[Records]
** START **

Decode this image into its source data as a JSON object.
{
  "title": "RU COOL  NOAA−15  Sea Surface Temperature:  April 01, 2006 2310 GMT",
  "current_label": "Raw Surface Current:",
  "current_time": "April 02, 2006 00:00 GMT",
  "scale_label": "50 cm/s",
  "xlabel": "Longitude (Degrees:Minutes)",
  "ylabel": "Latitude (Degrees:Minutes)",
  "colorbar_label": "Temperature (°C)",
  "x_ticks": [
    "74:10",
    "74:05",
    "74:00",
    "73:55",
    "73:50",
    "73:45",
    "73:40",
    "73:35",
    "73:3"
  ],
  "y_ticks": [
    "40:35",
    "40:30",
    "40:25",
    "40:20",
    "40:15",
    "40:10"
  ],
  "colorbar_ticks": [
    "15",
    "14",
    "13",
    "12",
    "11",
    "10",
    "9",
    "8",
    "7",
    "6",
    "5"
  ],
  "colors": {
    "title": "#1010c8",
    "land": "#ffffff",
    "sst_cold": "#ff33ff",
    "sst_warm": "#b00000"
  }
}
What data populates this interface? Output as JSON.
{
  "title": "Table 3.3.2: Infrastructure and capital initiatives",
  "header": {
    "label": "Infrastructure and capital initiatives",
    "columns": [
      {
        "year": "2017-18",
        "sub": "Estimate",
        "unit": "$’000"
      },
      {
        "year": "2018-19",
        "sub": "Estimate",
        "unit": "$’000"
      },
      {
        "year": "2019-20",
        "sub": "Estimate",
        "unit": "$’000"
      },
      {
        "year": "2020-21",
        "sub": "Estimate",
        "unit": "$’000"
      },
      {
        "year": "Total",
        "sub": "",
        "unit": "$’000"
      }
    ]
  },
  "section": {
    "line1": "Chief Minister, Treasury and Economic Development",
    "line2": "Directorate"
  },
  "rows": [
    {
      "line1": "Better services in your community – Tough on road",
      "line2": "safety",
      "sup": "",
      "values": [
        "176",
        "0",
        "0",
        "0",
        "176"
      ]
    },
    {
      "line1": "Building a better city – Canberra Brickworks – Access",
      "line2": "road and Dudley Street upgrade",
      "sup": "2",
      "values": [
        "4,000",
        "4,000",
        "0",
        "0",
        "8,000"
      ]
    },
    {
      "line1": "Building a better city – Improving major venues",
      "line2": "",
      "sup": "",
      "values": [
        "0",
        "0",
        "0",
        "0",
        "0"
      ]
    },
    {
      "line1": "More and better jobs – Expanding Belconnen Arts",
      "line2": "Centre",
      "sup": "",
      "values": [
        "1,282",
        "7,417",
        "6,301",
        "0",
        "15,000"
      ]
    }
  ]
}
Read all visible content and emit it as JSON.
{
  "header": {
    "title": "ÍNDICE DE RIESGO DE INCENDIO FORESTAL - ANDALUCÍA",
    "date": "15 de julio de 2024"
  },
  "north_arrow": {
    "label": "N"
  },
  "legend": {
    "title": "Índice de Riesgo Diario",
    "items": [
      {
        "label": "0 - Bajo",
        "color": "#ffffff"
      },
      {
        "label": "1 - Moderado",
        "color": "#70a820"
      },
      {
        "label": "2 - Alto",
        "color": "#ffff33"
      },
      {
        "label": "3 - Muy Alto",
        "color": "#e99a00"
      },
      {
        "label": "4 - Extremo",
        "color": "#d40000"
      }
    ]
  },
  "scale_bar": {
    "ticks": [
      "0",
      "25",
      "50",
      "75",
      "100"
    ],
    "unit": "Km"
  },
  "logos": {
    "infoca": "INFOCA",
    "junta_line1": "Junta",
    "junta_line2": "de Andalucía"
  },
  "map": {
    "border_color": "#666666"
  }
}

** END **

■ **WHAT IS ASKED**: From the listing above, return each line with the word "Infrastructure".

■ **FULL RESPONSE**:
  "title": "Table 3.3.2: Infrastructure and capital initiatives",
    "label": "Infrastructure and capital initiatives",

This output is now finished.